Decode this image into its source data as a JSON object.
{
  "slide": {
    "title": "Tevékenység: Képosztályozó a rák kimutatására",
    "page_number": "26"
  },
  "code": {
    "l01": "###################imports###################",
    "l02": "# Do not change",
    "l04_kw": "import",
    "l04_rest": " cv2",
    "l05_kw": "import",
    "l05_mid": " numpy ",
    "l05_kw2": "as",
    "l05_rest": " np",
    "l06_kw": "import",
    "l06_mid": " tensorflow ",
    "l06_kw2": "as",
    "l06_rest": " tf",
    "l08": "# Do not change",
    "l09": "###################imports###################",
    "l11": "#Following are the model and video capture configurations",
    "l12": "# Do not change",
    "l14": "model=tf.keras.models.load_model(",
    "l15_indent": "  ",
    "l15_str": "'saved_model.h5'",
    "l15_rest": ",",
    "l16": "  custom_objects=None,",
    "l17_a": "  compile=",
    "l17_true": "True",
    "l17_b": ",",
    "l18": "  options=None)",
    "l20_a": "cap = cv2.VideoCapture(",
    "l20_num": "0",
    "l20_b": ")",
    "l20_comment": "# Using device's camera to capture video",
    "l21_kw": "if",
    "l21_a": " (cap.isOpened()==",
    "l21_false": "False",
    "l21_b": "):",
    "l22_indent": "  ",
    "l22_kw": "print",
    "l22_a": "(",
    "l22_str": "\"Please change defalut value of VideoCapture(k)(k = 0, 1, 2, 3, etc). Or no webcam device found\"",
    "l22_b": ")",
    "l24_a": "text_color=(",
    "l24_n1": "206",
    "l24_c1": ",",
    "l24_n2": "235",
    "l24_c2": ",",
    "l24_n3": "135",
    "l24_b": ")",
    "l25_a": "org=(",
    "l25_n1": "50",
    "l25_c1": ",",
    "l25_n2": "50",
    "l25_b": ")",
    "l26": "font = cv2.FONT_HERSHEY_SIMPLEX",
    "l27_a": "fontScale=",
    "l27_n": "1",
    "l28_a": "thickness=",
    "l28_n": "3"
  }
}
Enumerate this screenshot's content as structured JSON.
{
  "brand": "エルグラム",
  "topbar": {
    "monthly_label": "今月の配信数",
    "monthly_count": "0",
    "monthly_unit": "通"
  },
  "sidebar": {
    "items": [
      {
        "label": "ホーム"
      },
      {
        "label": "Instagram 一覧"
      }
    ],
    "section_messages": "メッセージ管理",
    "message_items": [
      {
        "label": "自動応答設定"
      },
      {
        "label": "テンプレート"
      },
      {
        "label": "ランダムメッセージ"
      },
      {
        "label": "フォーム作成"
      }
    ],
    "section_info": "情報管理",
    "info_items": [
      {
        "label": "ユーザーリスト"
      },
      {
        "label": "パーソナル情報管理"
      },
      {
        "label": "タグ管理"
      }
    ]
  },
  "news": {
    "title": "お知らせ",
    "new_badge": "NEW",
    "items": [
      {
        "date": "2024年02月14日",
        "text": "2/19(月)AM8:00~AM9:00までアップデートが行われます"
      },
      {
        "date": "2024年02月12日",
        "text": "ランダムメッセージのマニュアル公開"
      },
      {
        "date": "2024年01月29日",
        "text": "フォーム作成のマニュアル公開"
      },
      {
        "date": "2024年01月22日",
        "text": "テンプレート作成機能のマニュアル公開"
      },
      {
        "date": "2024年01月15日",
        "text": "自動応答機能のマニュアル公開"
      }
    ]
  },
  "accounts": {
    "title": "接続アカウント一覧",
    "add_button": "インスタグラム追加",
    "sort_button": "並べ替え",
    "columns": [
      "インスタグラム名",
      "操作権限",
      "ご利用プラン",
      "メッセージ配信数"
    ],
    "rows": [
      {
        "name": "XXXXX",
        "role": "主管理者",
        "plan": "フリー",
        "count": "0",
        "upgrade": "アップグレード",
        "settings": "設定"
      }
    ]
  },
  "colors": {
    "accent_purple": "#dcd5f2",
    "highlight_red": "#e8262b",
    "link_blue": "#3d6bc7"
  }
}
+ + +
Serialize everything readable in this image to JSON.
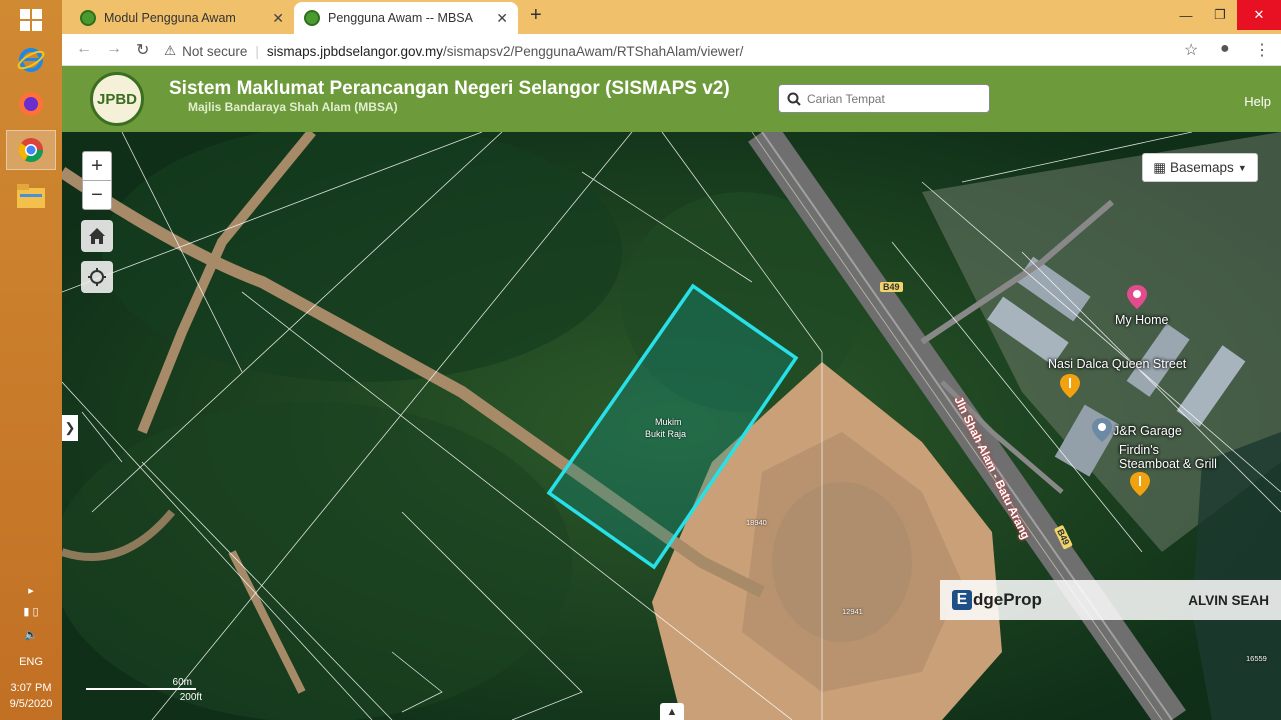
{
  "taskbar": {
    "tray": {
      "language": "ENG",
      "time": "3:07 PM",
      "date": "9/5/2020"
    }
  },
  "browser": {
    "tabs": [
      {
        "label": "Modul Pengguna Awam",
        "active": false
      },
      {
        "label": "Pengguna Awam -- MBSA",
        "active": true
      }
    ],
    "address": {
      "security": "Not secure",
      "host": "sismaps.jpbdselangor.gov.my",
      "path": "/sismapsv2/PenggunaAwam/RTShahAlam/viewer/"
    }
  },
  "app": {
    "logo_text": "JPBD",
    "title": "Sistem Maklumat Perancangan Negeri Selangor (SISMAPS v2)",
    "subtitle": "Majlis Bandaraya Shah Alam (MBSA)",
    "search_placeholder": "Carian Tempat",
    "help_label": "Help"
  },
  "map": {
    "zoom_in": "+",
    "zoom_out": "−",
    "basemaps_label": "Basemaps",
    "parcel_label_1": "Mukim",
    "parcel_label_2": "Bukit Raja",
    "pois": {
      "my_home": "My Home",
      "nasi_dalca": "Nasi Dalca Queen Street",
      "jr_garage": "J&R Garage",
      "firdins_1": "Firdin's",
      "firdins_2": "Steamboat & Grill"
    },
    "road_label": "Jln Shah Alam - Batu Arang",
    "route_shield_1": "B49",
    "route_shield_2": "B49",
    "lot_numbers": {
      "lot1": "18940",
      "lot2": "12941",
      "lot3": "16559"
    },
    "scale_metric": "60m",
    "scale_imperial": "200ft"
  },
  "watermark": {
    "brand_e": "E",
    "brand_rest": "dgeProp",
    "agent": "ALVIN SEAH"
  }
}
+ + +
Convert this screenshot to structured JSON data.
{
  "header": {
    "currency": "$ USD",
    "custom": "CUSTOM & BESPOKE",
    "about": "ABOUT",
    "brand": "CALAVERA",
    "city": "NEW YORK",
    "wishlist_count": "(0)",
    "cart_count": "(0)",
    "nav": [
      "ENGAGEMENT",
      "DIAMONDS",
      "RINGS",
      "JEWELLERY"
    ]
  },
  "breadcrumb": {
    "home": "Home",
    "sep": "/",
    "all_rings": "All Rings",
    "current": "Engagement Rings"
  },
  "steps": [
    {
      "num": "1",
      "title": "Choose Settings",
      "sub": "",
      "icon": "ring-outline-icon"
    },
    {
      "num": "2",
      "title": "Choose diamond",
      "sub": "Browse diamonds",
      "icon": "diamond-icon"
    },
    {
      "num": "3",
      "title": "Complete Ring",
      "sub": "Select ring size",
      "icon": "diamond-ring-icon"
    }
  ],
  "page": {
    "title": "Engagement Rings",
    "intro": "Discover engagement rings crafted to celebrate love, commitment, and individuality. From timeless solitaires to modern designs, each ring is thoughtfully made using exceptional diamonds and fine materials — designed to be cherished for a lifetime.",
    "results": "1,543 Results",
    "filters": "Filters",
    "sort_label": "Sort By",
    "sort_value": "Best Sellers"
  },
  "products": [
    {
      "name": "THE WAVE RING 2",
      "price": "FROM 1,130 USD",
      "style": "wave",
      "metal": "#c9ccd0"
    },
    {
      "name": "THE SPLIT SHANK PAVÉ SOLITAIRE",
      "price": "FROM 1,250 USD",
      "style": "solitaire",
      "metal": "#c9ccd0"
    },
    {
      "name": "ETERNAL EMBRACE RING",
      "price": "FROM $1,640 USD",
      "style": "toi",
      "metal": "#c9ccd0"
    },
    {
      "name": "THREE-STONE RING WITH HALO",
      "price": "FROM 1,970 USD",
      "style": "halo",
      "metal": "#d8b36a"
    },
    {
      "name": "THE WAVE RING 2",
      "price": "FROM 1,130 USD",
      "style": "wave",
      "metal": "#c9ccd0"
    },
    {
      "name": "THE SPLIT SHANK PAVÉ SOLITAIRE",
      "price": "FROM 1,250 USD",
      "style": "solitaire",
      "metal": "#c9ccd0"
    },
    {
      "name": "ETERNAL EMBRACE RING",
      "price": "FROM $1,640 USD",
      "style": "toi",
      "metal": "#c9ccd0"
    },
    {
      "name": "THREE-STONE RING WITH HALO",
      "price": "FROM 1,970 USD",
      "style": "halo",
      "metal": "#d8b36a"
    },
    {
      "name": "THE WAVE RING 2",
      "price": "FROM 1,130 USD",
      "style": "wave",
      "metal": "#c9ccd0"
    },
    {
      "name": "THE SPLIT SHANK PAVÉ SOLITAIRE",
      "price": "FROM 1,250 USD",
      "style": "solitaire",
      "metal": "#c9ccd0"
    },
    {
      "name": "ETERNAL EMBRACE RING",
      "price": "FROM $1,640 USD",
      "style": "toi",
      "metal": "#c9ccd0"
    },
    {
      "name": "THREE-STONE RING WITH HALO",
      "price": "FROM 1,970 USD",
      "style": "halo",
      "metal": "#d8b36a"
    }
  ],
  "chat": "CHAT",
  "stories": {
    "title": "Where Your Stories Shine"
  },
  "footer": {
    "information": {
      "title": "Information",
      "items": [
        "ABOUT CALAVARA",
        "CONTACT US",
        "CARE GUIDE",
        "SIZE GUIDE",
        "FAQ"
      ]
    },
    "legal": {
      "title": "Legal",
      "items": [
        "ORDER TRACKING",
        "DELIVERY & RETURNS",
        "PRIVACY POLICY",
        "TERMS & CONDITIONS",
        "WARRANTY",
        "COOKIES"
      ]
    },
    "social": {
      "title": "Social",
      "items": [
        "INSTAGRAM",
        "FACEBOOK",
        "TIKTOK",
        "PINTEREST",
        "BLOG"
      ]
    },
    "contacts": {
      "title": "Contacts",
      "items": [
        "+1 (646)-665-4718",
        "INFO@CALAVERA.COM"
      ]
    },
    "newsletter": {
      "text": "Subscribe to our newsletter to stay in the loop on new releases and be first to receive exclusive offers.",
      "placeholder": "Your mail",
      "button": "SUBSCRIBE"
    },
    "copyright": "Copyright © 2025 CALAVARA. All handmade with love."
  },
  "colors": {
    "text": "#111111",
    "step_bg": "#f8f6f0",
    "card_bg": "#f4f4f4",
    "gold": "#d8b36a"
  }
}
+ + +
(DIRECTIVE):
Take every line from the data that contains the word "Choose".

(TASK RESULT):
      "title": "Choose Settings",
      "title": "Choose diamond",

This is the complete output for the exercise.